*Written instruction*: Of the lines in the entries below, state how many hold the word "xlabel". Say nothing else.

** Start Data provided **

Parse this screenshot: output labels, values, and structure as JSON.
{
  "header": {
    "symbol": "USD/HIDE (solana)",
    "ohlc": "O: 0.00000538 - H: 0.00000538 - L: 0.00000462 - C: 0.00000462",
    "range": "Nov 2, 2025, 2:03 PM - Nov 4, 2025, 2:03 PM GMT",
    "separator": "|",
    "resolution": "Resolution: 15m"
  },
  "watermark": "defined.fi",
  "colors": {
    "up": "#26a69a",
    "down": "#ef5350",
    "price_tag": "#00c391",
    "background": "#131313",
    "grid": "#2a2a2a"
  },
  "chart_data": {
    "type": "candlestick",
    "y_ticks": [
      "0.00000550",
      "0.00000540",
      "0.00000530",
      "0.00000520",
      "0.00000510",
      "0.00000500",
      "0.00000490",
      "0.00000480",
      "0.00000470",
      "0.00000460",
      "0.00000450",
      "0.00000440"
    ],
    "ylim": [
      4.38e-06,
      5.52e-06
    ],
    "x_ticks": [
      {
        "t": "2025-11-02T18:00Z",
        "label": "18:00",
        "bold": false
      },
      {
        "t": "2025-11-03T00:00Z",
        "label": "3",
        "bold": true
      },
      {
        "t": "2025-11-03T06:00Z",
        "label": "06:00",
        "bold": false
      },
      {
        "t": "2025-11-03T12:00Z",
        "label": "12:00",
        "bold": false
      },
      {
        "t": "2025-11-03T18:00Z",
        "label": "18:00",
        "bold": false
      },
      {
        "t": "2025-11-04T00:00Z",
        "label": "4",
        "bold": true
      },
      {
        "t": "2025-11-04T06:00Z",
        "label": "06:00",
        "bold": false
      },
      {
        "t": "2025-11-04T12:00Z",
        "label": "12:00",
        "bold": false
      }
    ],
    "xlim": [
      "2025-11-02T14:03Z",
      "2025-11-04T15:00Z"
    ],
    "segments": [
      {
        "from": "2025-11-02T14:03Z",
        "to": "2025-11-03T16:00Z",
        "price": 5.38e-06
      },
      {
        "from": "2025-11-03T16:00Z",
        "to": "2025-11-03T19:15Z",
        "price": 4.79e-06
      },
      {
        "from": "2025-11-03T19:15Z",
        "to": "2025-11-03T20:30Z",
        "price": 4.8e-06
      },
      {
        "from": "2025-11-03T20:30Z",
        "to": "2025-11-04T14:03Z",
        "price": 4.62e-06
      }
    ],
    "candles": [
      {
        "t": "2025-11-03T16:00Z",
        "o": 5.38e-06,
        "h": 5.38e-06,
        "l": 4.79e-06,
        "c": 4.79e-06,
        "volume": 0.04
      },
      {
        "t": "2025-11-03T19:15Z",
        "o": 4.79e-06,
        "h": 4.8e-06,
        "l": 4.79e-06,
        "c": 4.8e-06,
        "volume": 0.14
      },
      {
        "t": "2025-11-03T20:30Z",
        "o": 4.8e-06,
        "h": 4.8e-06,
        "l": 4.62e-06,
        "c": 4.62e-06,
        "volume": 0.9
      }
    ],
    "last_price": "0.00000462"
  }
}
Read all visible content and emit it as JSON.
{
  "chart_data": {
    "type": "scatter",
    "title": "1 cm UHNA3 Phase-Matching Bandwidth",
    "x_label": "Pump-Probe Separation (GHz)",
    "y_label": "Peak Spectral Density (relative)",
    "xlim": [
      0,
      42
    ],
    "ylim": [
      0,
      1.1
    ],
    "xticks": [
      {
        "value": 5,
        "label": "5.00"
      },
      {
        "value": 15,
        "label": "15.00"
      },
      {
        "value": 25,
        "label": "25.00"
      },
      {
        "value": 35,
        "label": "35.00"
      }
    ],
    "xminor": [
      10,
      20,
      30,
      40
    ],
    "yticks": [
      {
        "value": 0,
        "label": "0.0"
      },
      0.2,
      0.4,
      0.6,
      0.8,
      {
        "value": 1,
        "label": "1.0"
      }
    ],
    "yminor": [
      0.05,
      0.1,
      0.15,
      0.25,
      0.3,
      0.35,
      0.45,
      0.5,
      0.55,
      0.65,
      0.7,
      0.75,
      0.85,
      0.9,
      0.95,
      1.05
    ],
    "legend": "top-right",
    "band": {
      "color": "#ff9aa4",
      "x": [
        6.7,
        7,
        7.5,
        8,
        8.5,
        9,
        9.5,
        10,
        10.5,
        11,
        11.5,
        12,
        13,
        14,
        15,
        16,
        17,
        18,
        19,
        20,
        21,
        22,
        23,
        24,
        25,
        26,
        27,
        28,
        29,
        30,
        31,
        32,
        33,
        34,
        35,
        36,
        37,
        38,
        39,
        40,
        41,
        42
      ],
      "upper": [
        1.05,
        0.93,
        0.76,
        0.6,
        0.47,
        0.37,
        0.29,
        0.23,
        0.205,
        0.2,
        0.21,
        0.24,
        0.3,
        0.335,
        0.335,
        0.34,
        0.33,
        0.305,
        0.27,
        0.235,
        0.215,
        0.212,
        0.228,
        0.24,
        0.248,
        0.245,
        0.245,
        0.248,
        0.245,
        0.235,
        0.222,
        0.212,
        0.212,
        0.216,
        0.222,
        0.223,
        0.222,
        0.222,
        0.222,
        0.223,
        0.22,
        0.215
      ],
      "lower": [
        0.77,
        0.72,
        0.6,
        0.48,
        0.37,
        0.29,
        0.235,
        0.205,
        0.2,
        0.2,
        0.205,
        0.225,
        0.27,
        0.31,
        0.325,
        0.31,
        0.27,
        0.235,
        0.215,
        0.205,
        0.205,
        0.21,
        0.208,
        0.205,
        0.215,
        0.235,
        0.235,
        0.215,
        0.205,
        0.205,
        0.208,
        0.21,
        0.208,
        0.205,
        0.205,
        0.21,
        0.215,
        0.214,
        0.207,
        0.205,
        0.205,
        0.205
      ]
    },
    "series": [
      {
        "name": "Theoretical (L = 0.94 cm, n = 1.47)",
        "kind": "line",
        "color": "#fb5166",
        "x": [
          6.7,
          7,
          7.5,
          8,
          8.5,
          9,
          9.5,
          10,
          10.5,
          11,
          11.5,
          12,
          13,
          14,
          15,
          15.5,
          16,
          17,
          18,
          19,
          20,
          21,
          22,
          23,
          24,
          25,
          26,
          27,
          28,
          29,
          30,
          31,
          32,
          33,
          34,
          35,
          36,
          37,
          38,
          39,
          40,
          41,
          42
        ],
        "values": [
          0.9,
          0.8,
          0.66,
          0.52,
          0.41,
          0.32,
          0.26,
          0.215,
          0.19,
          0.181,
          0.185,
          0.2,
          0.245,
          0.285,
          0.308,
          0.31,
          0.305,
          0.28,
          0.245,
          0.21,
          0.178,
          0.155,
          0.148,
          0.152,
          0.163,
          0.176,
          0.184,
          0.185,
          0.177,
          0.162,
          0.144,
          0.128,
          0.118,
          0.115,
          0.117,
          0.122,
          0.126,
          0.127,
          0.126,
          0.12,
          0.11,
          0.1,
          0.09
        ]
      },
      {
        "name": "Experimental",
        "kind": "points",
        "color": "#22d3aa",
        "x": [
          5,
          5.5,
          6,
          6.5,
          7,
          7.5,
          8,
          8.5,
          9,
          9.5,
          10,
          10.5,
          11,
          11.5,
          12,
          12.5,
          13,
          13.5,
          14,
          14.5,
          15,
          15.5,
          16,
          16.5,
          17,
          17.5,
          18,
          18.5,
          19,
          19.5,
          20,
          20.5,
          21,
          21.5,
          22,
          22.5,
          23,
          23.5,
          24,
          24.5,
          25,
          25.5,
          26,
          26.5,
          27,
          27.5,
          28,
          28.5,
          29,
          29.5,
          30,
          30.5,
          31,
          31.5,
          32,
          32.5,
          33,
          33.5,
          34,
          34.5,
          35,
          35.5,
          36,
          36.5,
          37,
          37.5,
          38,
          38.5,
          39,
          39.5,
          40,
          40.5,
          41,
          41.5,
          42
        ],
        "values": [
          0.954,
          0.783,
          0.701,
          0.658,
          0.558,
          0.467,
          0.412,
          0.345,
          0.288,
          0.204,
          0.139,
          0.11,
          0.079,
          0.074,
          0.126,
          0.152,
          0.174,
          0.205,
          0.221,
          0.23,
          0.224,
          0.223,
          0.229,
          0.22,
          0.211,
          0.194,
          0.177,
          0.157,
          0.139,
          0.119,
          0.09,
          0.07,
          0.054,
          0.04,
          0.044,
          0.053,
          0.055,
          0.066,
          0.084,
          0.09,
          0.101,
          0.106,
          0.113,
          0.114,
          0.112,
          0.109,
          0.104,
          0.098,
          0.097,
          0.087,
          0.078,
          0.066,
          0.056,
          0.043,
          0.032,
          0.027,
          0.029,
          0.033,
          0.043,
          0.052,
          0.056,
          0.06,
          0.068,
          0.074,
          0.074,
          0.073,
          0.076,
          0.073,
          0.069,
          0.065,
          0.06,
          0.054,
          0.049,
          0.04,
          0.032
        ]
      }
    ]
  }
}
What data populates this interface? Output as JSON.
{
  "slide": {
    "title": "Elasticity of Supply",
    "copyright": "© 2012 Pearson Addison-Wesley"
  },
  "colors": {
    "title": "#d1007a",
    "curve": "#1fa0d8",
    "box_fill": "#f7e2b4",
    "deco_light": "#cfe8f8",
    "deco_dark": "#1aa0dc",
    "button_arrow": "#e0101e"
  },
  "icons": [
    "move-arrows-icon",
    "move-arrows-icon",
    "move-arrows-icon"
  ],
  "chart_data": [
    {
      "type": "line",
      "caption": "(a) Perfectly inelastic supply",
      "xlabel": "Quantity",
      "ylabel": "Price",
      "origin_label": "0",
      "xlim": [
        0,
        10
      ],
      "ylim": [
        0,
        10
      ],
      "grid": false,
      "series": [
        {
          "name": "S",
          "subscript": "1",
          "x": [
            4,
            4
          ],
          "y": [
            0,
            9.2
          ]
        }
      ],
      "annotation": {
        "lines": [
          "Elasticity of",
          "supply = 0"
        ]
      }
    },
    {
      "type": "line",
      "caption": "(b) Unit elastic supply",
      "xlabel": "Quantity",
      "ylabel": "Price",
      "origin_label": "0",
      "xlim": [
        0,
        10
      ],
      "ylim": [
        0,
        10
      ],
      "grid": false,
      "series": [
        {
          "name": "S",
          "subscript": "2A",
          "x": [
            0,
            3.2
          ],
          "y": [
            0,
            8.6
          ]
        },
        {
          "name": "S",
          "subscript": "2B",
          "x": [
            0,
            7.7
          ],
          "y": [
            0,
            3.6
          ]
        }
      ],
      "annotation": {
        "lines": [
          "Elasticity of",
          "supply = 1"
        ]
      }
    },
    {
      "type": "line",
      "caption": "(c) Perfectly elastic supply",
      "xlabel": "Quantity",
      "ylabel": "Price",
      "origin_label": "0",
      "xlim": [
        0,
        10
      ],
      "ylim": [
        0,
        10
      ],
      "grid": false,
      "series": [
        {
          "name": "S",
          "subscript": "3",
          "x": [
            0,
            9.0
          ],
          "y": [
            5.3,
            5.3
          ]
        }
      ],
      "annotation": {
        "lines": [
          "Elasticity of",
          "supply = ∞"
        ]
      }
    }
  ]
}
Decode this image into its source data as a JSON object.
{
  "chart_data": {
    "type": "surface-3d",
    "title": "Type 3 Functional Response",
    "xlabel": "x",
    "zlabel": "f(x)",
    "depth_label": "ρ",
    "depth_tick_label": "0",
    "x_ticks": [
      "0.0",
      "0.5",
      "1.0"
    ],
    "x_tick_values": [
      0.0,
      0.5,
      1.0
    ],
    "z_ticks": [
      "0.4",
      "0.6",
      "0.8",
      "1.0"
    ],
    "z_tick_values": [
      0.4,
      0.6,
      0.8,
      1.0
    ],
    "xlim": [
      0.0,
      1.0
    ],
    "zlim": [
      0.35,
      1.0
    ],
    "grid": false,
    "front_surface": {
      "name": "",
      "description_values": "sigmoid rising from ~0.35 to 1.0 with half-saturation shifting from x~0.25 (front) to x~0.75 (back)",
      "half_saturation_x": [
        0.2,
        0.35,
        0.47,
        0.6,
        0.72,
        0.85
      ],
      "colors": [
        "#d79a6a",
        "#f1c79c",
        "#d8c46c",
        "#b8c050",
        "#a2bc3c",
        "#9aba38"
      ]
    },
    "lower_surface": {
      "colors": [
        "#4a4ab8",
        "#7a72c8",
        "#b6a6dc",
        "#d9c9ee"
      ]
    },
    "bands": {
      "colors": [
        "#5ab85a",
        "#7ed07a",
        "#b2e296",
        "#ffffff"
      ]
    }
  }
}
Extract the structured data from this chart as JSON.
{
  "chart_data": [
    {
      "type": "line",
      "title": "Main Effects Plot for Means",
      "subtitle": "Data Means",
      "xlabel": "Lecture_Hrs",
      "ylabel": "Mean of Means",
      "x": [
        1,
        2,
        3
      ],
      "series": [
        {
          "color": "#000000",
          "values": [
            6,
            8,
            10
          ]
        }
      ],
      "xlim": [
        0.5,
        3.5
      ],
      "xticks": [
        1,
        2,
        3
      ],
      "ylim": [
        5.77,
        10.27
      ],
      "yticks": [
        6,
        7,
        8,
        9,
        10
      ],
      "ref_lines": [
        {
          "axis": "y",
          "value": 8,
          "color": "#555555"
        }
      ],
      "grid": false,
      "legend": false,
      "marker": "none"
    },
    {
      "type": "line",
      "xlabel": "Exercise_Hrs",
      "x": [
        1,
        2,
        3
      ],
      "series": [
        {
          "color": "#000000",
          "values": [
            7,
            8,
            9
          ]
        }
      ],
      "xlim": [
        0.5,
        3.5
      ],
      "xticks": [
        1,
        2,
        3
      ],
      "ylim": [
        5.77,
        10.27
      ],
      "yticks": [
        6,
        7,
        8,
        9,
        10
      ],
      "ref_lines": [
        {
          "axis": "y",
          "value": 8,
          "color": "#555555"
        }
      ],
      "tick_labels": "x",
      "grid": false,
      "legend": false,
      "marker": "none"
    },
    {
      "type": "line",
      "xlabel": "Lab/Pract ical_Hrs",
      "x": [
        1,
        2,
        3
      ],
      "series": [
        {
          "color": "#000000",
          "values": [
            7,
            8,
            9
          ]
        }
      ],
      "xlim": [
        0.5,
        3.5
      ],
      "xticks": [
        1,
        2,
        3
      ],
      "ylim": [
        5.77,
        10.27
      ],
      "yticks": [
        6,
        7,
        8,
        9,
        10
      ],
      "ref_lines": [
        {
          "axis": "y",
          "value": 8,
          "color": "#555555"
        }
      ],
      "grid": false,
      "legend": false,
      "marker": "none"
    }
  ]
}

** End Data provided **

*Written response*: 7